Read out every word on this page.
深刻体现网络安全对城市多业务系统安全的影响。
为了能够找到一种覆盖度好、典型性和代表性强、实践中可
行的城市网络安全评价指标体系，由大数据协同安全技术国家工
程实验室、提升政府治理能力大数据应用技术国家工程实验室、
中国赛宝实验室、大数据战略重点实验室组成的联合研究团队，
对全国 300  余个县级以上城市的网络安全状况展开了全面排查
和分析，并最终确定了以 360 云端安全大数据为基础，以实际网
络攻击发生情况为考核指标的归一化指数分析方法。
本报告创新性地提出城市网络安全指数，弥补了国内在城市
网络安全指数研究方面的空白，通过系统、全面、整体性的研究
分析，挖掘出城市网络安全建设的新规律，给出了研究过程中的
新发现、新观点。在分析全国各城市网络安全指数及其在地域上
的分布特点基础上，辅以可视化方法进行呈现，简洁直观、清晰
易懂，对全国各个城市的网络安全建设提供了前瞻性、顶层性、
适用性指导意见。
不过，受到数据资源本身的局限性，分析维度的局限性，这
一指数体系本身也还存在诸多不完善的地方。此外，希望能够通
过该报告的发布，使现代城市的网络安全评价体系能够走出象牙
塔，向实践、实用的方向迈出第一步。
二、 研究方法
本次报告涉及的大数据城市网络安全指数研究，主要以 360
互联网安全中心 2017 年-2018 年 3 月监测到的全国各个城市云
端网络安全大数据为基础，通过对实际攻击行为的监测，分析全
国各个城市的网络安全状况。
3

◇ ◇ ◇

Request:
Output every line above without altering anything.

Complete response:
Read out every word on this page.
深刻体现网络安全对城市多业务系统安全的影响。
为了能够找到一种覆盖度好、典型性和代表性强、实践中可
行的城市网络安全评价指标体系，由大数据协同安全技术国家工
程实验室、提升政府治理能力大数据应用技术国家工程实验室、
中国赛宝实验室、大数据战略重点实验室组成的联合研究团队，
对全国 300  余个县级以上城市的网络安全状况展开了全面排查
和分析，并最终确定了以 360 云端安全大数据为基础，以实际网
络攻击发生情况为考核指标的归一化指数分析方法。
本报告创新性地提出城市网络安全指数，弥补了国内在城市
网络安全指数研究方面的空白，通过系统、全面、整体性的研究
分析，挖掘出城市网络安全建设的新规律，给出了研究过程中的
新发现、新观点。在分析全国各城市网络安全指数及其在地域上
的分布特点基础上，辅以可视化方法进行呈现，简洁直观、清晰
易懂，对全国各个城市的网络安全建设提供了前瞻性、顶层性、
适用性指导意见。
不过，受到数据资源本身的局限性，分析维度的局限性，这
一指数体系本身也还存在诸多不完善的地方。此外，希望能够通
过该报告的发布，使现代城市的网络安全评价体系能够走出象牙
塔，向实践、实用的方向迈出第一步。
二、 研究方法
本次报告涉及的大数据城市网络安全指数研究，主要以 360
互联网安全中心 2017 年-2018 年 3 月监测到的全国各个城市云
端网络安全大数据为基础，通过对实际攻击行为的监测，分析全
国各个城市的网络安全状况。
3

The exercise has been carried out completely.